Restate the records in their entirety, word for word.
---*---
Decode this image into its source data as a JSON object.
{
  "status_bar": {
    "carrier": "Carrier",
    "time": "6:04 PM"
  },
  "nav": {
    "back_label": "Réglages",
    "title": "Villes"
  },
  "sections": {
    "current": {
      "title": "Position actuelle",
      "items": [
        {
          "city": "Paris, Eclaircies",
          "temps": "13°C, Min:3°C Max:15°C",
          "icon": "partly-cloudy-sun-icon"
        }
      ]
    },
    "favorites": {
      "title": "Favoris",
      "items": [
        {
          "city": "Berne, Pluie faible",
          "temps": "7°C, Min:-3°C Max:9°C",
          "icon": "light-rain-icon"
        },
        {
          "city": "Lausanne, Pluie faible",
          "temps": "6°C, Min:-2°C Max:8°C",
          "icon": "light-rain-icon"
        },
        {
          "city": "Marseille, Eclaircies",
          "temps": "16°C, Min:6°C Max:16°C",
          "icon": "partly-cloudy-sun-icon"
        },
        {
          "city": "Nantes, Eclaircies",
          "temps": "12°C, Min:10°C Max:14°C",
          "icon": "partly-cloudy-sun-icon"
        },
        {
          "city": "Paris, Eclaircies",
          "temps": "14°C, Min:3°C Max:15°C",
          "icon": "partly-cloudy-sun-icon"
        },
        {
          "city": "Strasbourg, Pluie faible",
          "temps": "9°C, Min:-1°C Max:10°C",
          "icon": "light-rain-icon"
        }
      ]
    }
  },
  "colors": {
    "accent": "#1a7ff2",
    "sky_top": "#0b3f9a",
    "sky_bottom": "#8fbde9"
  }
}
---*---
> Exercise solution:
Decode this image into its source data as a JSON object.
{
  "status_bar": {
    "carrier": "Carrier",
    "time": "6:04 PM"
  },
  "nav": {
    "back_label": "Réglages",
    "title": "Villes"
  },
  "sections": {
    "current": {
      "title": "Position actuelle",
      "items": [
        {
          "city": "Paris, Eclaircies",
          "temps": "13°C, Min:3°C Max:15°C",
          "icon": "partly-cloudy-sun-icon"
        }
      ]
    },
    "favorites": {
      "title": "Favoris",
      "items": [
        {
          "city": "Berne, Pluie faible",
          "temps": "7°C, Min:-3°C Max:9°C",
          "icon": "light-rain-icon"
        },
        {
          "city": "Lausanne, Pluie faible",
          "temps": "6°C, Min:-2°C Max:8°C",
          "icon": "light-rain-icon"
        },
        {
          "city": "Marseille, Eclaircies",
          "temps": "16°C, Min:6°C Max:16°C",
          "icon": "partly-cloudy-sun-icon"
        },
        {
          "city": "Nantes, Eclaircies",
          "temps": "12°C, Min:10°C Max:14°C",
          "icon": "partly-cloudy-sun-icon"
        },
        {
          "city": "Paris, Eclaircies",
          "temps": "14°C, Min:3°C Max:15°C",
          "icon": "partly-cloudy-sun-icon"
        },
        {
          "city": "Strasbourg, Pluie faible",
          "temps": "9°C, Min:-1°C Max:10°C",
          "icon": "light-rain-icon"
        }
      ]
    }
  },
  "colors": {
    "accent": "#1a7ff2",
    "sky_top": "#0b3f9a",
    "sky_bottom": "#8fbde9"
  }
}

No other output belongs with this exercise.